▸ RECORDS FOR THE TASK:

• • • • • • •

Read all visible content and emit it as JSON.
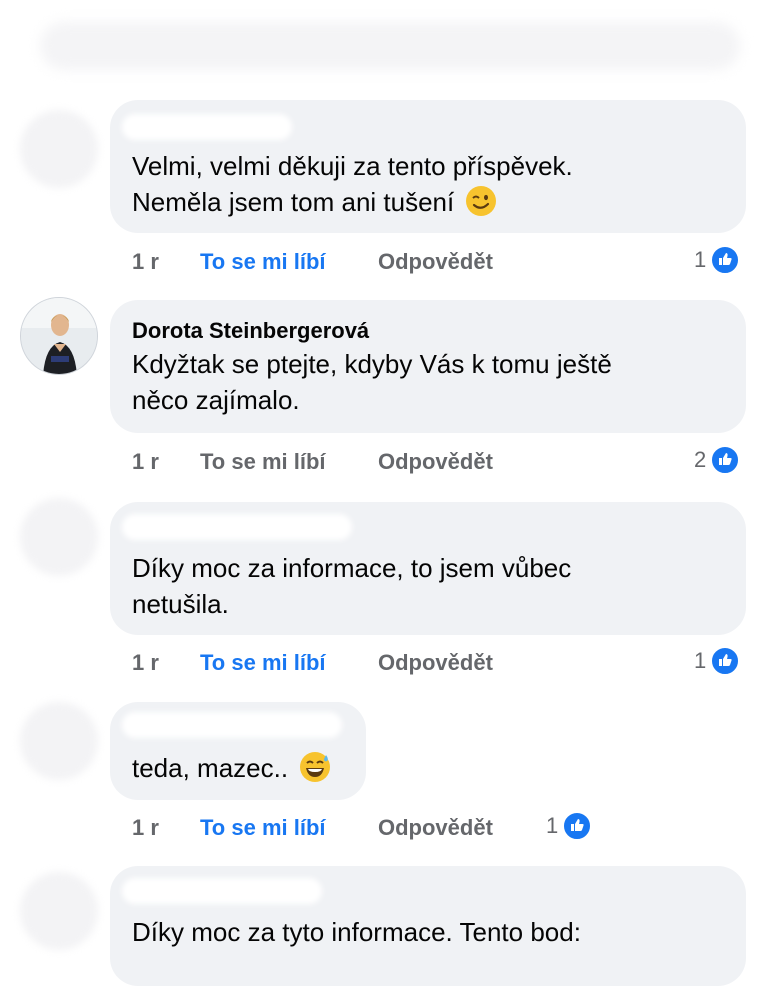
{
  "comments": [
    {
      "author": "",
      "text_lines": [
        "Velmi, velmi děkuji za tento příspěvek.",
        "Neměla jsem tom ani tušení"
      ],
      "emoji": "winking-face",
      "time": "1 r",
      "like_label": "To se mi líbí",
      "like_active": true,
      "reply_label": "Odpovědět",
      "reaction_count": "1"
    },
    {
      "author": "Dorota Steinbergerová",
      "text_lines": [
        "Kdyžtak se ptejte, kdyby Vás k tomu ještě",
        "něco zajímalo."
      ],
      "time": "1 r",
      "like_label": "To se mi líbí",
      "like_active": false,
      "reply_label": "Odpovědět",
      "reaction_count": "2"
    },
    {
      "author": "",
      "text_lines": [
        "Díky moc za informace, to jsem vůbec",
        "netušila."
      ],
      "time": "1 r",
      "like_label": "To se mi líbí",
      "like_active": true,
      "reply_label": "Odpovědět",
      "reaction_count": "1"
    },
    {
      "author": "",
      "text_lines": [
        "teda, mazec.."
      ],
      "emoji": "grinning-sweat-face",
      "time": "1 r",
      "like_label": "To se mi líbí",
      "like_active": true,
      "reply_label": "Odpovědět",
      "reaction_count": "1"
    },
    {
      "author": "",
      "text_lines": [
        "Díky moc za tyto informace. Tento bod:"
      ]
    }
  ],
  "colors": {
    "accent": "#1877f2",
    "bubble": "#f0f2f5",
    "muted": "#65676b",
    "text": "#050505"
  },
  "icons": {
    "reaction": "like-thumb-icon"
  }
}
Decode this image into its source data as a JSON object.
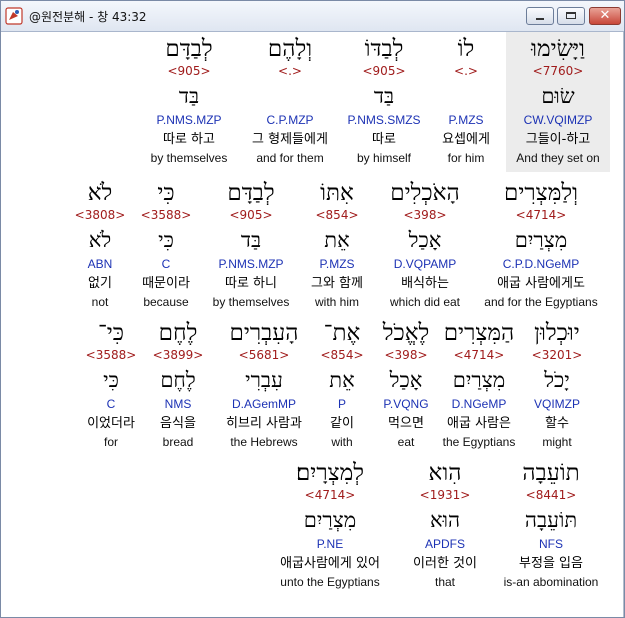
{
  "window": {
    "title": "@원전분해 - 창 43:32",
    "close_glyph": "✕"
  },
  "rows": [
    {
      "words": [
        {
          "heb": "וַיָּשִׂימוּ",
          "strong": "<7760>",
          "lemma": "שׂוּם",
          "parse": "CW.VQIMZP",
          "ko": "그들이-하고",
          "en": "And they set on",
          "highlight": true
        },
        {
          "heb": "לוֹ",
          "strong": "<.>",
          "lemma": "",
          "parse": "P.MZS",
          "ko": "요셉에게",
          "en": "for him"
        },
        {
          "heb": "לְבַדּוֹ",
          "strong": "<905>",
          "lemma": "בַּד",
          "parse": "P.NMS.SMZS",
          "ko": "따로",
          "en": "by himself"
        },
        {
          "heb": "וְלָהֶם",
          "strong": "<.>",
          "lemma": "",
          "parse": "C.P.MZP",
          "ko": "그 형제들에게",
          "en": "and for them"
        },
        {
          "heb": "לְבַדָּם",
          "strong": "<905>",
          "lemma": "בַּד",
          "parse": "P.NMS.MZP",
          "ko": "따로 하고",
          "en": "by themselves"
        }
      ]
    },
    {
      "words": [
        {
          "heb": "וְלַמִּצְרִים",
          "strong": "<4714>",
          "lemma": "מִצְרַיִם",
          "parse": "C.P.D.NGeMP",
          "ko": "애굽 사람에게도",
          "en": "and for the Egyptians"
        },
        {
          "heb": "הָאֹכְלִים",
          "strong": "<398>",
          "lemma": "אָכַל",
          "parse": "D.VQPAMP",
          "ko": "배식하는",
          "en": "which did eat"
        },
        {
          "heb": "אִתּוֹ",
          "strong": "<854>",
          "lemma": "אֵת",
          "parse": "P.MZS",
          "ko": "그와 함께",
          "en": "with him"
        },
        {
          "heb": "לְבַדָּם",
          "strong": "<905>",
          "lemma": "בַּד",
          "parse": "P.NMS.MZP",
          "ko": "따로 하니",
          "en": "by themselves"
        },
        {
          "heb": "כִּי",
          "strong": "<3588>",
          "lemma": "כִּי",
          "parse": "C",
          "ko": "때문이라",
          "en": "because"
        },
        {
          "heb": "לֹא",
          "strong": "<3808>",
          "lemma": "לֹא",
          "parse": "ABN",
          "ko": "없기",
          "en": "not"
        }
      ]
    },
    {
      "words": [
        {
          "heb": "יוּכְלוּן",
          "strong": "<3201>",
          "lemma": "יָכֹל",
          "parse": "VQIMZP",
          "ko": "할수",
          "en": "might"
        },
        {
          "heb": "הַמִּצְרִים",
          "strong": "<4714>",
          "lemma": "מִצְרַיִם",
          "parse": "D.NGeMP",
          "ko": "애굽 사람은",
          "en": "the Egyptians"
        },
        {
          "heb": "לֶאֱכֹל",
          "strong": "<398>",
          "lemma": "אָכַל",
          "parse": "P.VQNG",
          "ko": "먹으면",
          "en": "eat"
        },
        {
          "heb": "אֶת־",
          "strong": "<854>",
          "lemma": "אֵת",
          "parse": "P",
          "ko": "같이",
          "en": "with"
        },
        {
          "heb": "הָעִבְרִים",
          "strong": "<5681>",
          "lemma": "עִבְרִי",
          "parse": "D.AGemMP",
          "ko": "히브리 사람과",
          "en": "the Hebrews"
        },
        {
          "heb": "לֶחֶם",
          "strong": "<3899>",
          "lemma": "לֶחֶם",
          "parse": "NMS",
          "ko": "음식을",
          "en": "bread"
        },
        {
          "heb": "כִּי־",
          "strong": "<3588>",
          "lemma": "כִּי",
          "parse": "C",
          "ko": "이었더라",
          "en": "for"
        }
      ]
    },
    {
      "words": [
        {
          "heb": "תוֹעֵבָה",
          "strong": "<8441>",
          "lemma": "תּוֹעֵבָה",
          "parse": "NFS",
          "ko": "부정을 입음",
          "en": "is-an abomination"
        },
        {
          "heb": "הִוא",
          "strong": "<1931>",
          "lemma": "הוּא",
          "parse": "APDFS",
          "ko": "이러한 것이",
          "en": "that"
        },
        {
          "heb": "לְמִצְרָיִם׃",
          "strong": "<4714>",
          "lemma": "מִצְרַיִם",
          "parse": "P.NE",
          "ko": "애굽사람에게 있어",
          "en": "unto the Egyptians"
        }
      ]
    }
  ]
}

• • • • • • •

▸ WHAT THE EXERCISE ASKS: Every line of text is to be repeated exactly; pictures are left out.

▸ RESPONSE TO THE EXERCISE:
Read all visible content and emit it as JSON.
{
  "comments": [
    {
      "author": "",
      "text_lines": [
        "Velmi, velmi děkuji za tento příspěvek.",
        "Neměla jsem tom ani tušení"
      ],
      "emoji": "winking-face",
      "time": "1 r",
      "like_label": "To se mi líbí",
      "like_active": true,
      "reply_label": "Odpovědět",
      "reaction_count": "1"
    },
    {
      "author": "Dorota Steinbergerová",
      "text_lines": [
        "Kdyžtak se ptejte, kdyby Vás k tomu ještě",
        "něco zajímalo."
      ],
      "time": "1 r",
      "like_label": "To se mi líbí",
      "like_active": false,
      "reply_label": "Odpovědět",
      "reaction_count": "2"
    },
    {
      "author": "",
      "text_lines": [
        "Díky moc za informace, to jsem vůbec",
        "netušila."
      ],
      "time": "1 r",
      "like_label": "To se mi líbí",
      "like_active": true,
      "reply_label": "Odpovědět",
      "reaction_count": "1"
    },
    {
      "author": "",
      "text_lines": [
        "teda, mazec.."
      ],
      "emoji": "grinning-sweat-face",
      "time": "1 r",
      "like_label": "To se mi líbí",
      "like_active": true,
      "reply_label": "Odpovědět",
      "reaction_count": "1"
    },
    {
      "author": "",
      "text_lines": [
        "Díky moc za tyto informace. Tento bod:"
      ]
    }
  ],
  "colors": {
    "accent": "#1877f2",
    "bubble": "#f0f2f5",
    "muted": "#65676b",
    "text": "#050505"
  },
  "icons": {
    "reaction": "like-thumb-icon"
  }
}
Decode this image into its source data as a JSON object.
{
  "window": {
    "title": "@원전분해 - 창 43:32",
    "close_glyph": "✕"
  },
  "rows": [
    {
      "words": [
        {
          "heb": "וַיָּשִׂימוּ",
          "strong": "<7760>",
          "lemma": "שׂוּם",
          "parse": "CW.VQIMZP",
          "ko": "그들이-하고",
          "en": "And they set on",
          "highlight": true
        },
        {
          "heb": "לוֹ",
          "strong": "<.>",
          "lemma": "",
          "parse": "P.MZS",
          "ko": "요셉에게",
          "en": "for him"
        },
        {
          "heb": "לְבַדּוֹ",
          "strong": "<905>",
          "lemma": "בַּד",
          "parse": "P.NMS.SMZS",
          "ko": "따로",
          "en": "by himself"
        },
        {
          "heb": "וְלָהֶם",
          "strong": "<.>",
          "lemma": "",
          "parse": "C.P.MZP",
          "ko": "그 형제들에게",
          "en": "and for them"
        },
        {
          "heb": "לְבַדָּם",
          "strong": "<905>",
          "lemma": "בַּד",
          "parse": "P.NMS.MZP",
          "ko": "따로 하고",
          "en": "by themselves"
        }
      ]
    },
    {
      "words": [
        {
          "heb": "וְלַמִּצְרִים",
          "strong": "<4714>",
          "lemma": "מִצְרַיִם",
          "parse": "C.P.D.NGeMP",
          "ko": "애굽 사람에게도",
          "en": "and for the Egyptians"
        },
        {
          "heb": "הָאֹכְלִים",
          "strong": "<398>",
          "lemma": "אָכַל",
          "parse": "D.VQPAMP",
          "ko": "배식하는",
          "en": "which did eat"
        },
        {
          "heb": "אִתּוֹ",
          "strong": "<854>",
          "lemma": "אֵת",
          "parse": "P.MZS",
          "ko": "그와 함께",
          "en": "with him"
        },
        {
          "heb": "לְבַדָּם",
          "strong": "<905>",
          "lemma": "בַּד",
          "parse": "P.NMS.MZP",
          "ko": "따로 하니",
          "en": "by themselves"
        },
        {
          "heb": "כִּי",
          "strong": "<3588>",
          "lemma": "כִּי",
          "parse": "C",
          "ko": "때문이라",
          "en": "because"
        },
        {
          "heb": "לֹא",
          "strong": "<3808>",
          "lemma": "לֹא",
          "parse": "ABN",
          "ko": "없기",
          "en": "not"
        }
      ]
    },
    {
      "words": [
        {
          "heb": "יוּכְלוּן",
          "strong": "<3201>",
          "lemma": "יָכֹל",
          "parse": "VQIMZP",
          "ko": "할수",
          "en": "might"
        },
        {
          "heb": "הַמִּצְרִים",
          "strong": "<4714>",
          "lemma": "מִצְרַיִם",
          "parse": "D.NGeMP",
          "ko": "애굽 사람은",
          "en": "the Egyptians"
        },
        {
          "heb": "לֶאֱכֹל",
          "strong": "<398>",
          "lemma": "אָכַל",
          "parse": "P.VQNG",
          "ko": "먹으면",
          "en": "eat"
        },
        {
          "heb": "אֶת־",
          "strong": "<854>",
          "lemma": "אֵת",
          "parse": "P",
          "ko": "같이",
          "en": "with"
        },
        {
          "heb": "הָעִבְרִים",
          "strong": "<5681>",
          "lemma": "עִבְרִי",
          "parse": "D.AGemMP",
          "ko": "히브리 사람과",
          "en": "the Hebrews"
        },
        {
          "heb": "לֶחֶם",
          "strong": "<3899>",
          "lemma": "לֶחֶם",
          "parse": "NMS",
          "ko": "음식을",
          "en": "bread"
        },
        {
          "heb": "כִּי־",
          "strong": "<3588>",
          "lemma": "כִּי",
          "parse": "C",
          "ko": "이었더라",
          "en": "for"
        }
      ]
    },
    {
      "words": [
        {
          "heb": "תוֹעֵבָה",
          "strong": "<8441>",
          "lemma": "תּוֹעֵבָה",
          "parse": "NFS",
          "ko": "부정을 입음",
          "en": "is-an abomination"
        },
        {
          "heb": "הִוא",
          "strong": "<1931>",
          "lemma": "הוּא",
          "parse": "APDFS",
          "ko": "이러한 것이",
          "en": "that"
        },
        {
          "heb": "לְמִצְרָיִם׃",
          "strong": "<4714>",
          "lemma": "מִצְרַיִם",
          "parse": "P.NE",
          "ko": "애굽사람에게 있어",
          "en": "unto the Egyptians"
        }
      ]
    }
  ]
}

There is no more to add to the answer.